* [Direction]: In your copy, leave out the pictures and repeat the entries below exactly.

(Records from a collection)
———

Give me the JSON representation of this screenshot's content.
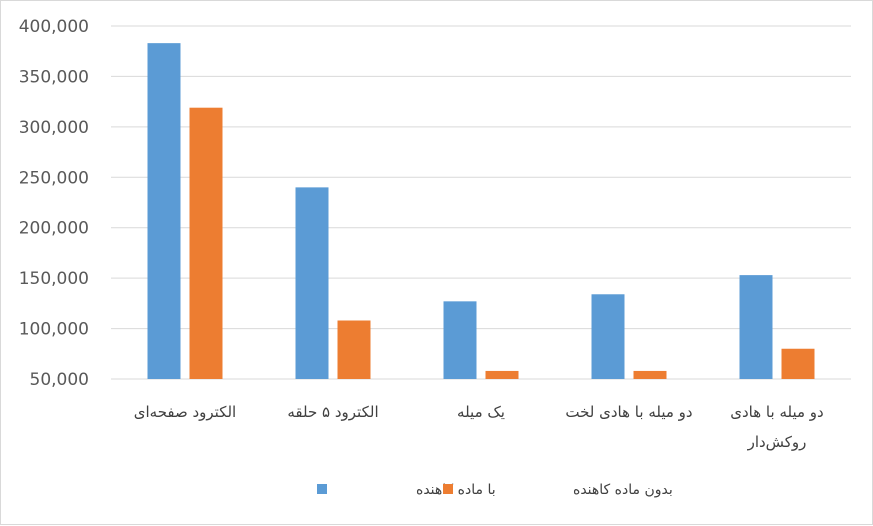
{
  "chart_data": {
    "type": "bar",
    "title": "",
    "xlabel": "",
    "ylabel": "",
    "ylim": [
      50000,
      400000
    ],
    "yticks": [
      50000,
      100000,
      150000,
      200000,
      250000,
      300000,
      350000,
      400000
    ],
    "ytick_labels": [
      "50,000",
      "100,000",
      "150,000",
      "200,000",
      "250,000",
      "300,000",
      "350,000",
      "400,000"
    ],
    "grid": true,
    "legend_position": "bottom",
    "categories": [
      [
        "الکترود صفحه‌ای"
      ],
      [
        "الکترود ۵ حلقه"
      ],
      [
        "یک میله"
      ],
      [
        "دو میله با هادی لخت"
      ],
      [
        "دو میله با هادی",
        "روکش‌دار"
      ]
    ],
    "series": [
      {
        "name": "با ماده کاهنده",
        "color": "#5B9BD5",
        "values": [
          383000,
          240000,
          127000,
          134000,
          153000
        ]
      },
      {
        "name": "بدون ماده کاهنده",
        "color": "#ED7D31",
        "values": [
          319000,
          108000,
          58000,
          58000,
          80000
        ]
      }
    ]
  }
}
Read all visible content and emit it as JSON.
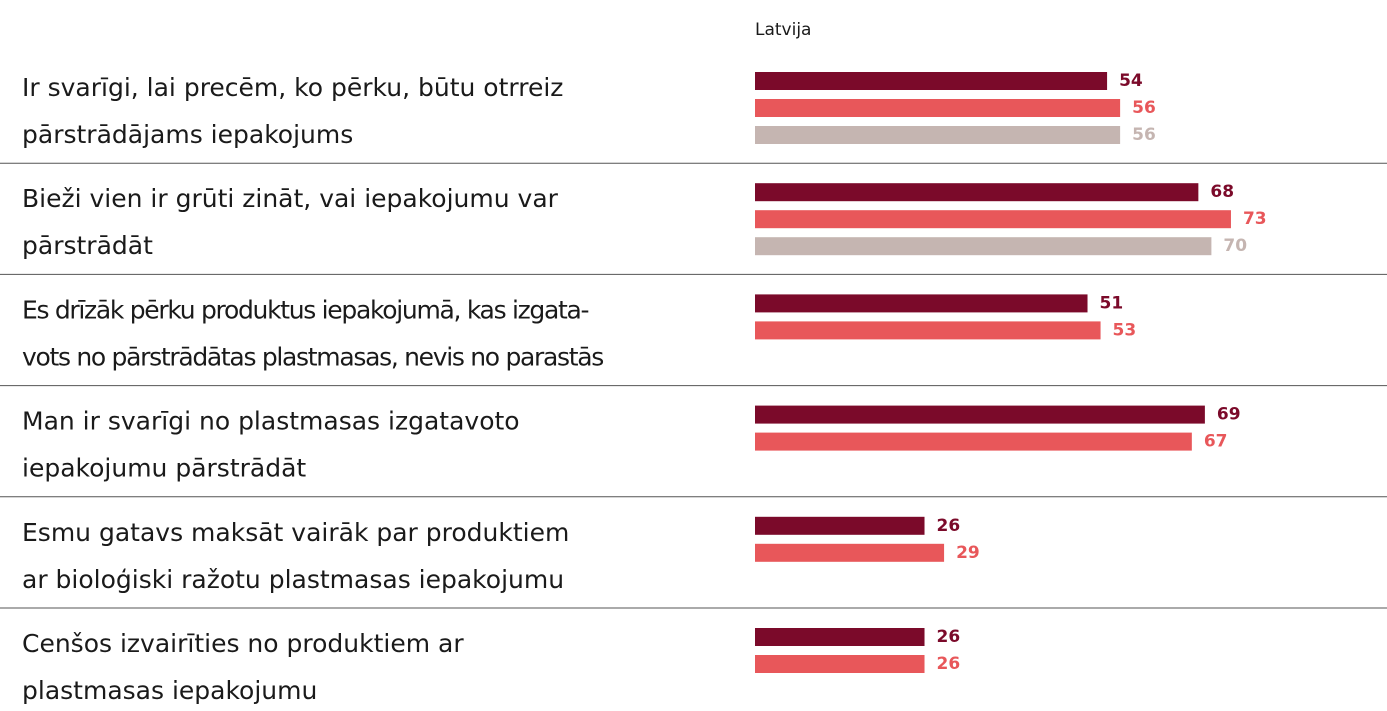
{
  "chart_data": {
    "type": "bar",
    "orientation": "horizontal",
    "subtitle": "Latvija",
    "categories": [
      [
        "Ir svarīgi, lai precēm, ko pērku, būtu otrreiz",
        "pārstrādājams iepakojums"
      ],
      [
        "Bieži vien ir grūti zināt, vai iepakojumu var",
        "pārstrādāt"
      ],
      [
        "Es drīzāk pērku produktus iepakojumā, kas izgata-",
        "vots no pārstrādātas plastmasas, nevis no parastās"
      ],
      [
        "Man ir svarīgi no plastmasas izgatavoto",
        "iepakojumu pārstrādāt"
      ],
      [
        "Esmu gatavs maksāt vairāk par produktiem",
        "ar bioloģiski ražotu plastmasas iepakojumu"
      ],
      [
        "Cenšos izvairīties no produktiem ar",
        "plastmasas iepakojumu"
      ]
    ],
    "series": [
      {
        "color": "#7b0a2a",
        "values": [
          54,
          68,
          51,
          69,
          26,
          26
        ]
      },
      {
        "color": "#e8575a",
        "values": [
          56,
          73,
          53,
          67,
          29,
          26
        ]
      },
      {
        "color": "#c5b5b1",
        "values": [
          56,
          70,
          null,
          null,
          null,
          null
        ]
      }
    ]
  }
}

———

* [The answer]:
Give me the JSON representation of this screenshot's content.
{
  "chart_data": {
    "type": "bar",
    "title": "",
    "xlabel": "",
    "ylabel": "",
    "ylim": [
      50000,
      400000
    ],
    "yticks": [
      50000,
      100000,
      150000,
      200000,
      250000,
      300000,
      350000,
      400000
    ],
    "ytick_labels": [
      "50,000",
      "100,000",
      "150,000",
      "200,000",
      "250,000",
      "300,000",
      "350,000",
      "400,000"
    ],
    "grid": true,
    "legend_position": "bottom",
    "categories": [
      [
        "الکترود صفحه‌ای"
      ],
      [
        "الکترود ۵ حلقه"
      ],
      [
        "یک میله"
      ],
      [
        "دو میله با هادی لخت"
      ],
      [
        "دو میله با هادی",
        "روکش‌دار"
      ]
    ],
    "series": [
      {
        "name": "با ماده کاهنده",
        "color": "#5B9BD5",
        "values": [
          383000,
          240000,
          127000,
          134000,
          153000
        ]
      },
      {
        "name": "بدون ماده کاهنده",
        "color": "#ED7D31",
        "values": [
          319000,
          108000,
          58000,
          58000,
          80000
        ]
      }
    ]
  }
}
Read all visible content and emit it as JSON.
{
  "chart_data": {
    "type": "bar",
    "orientation": "horizontal",
    "subtitle": "Latvija",
    "categories": [
      [
        "Ir svarīgi, lai precēm, ko pērku, būtu otrreiz",
        "pārstrādājams iepakojums"
      ],
      [
        "Bieži vien ir grūti zināt, vai iepakojumu var",
        "pārstrādāt"
      ],
      [
        "Es drīzāk pērku produktus iepakojumā, kas izgata-",
        "vots no pārstrādātas plastmasas, nevis no parastās"
      ],
      [
        "Man ir svarīgi no plastmasas izgatavoto",
        "iepakojumu pārstrādāt"
      ],
      [
        "Esmu gatavs maksāt vairāk par produktiem",
        "ar bioloģiski ražotu plastmasas iepakojumu"
      ],
      [
        "Cenšos izvairīties no produktiem ar",
        "plastmasas iepakojumu"
      ]
    ],
    "series": [
      {
        "color": "#7b0a2a",
        "values": [
          54,
          68,
          51,
          69,
          26,
          26
        ]
      },
      {
        "color": "#e8575a",
        "values": [
          56,
          73,
          53,
          67,
          29,
          26
        ]
      },
      {
        "color": "#c5b5b1",
        "values": [
          56,
          70,
          null,
          null,
          null,
          null
        ]
      }
    ]
  }
}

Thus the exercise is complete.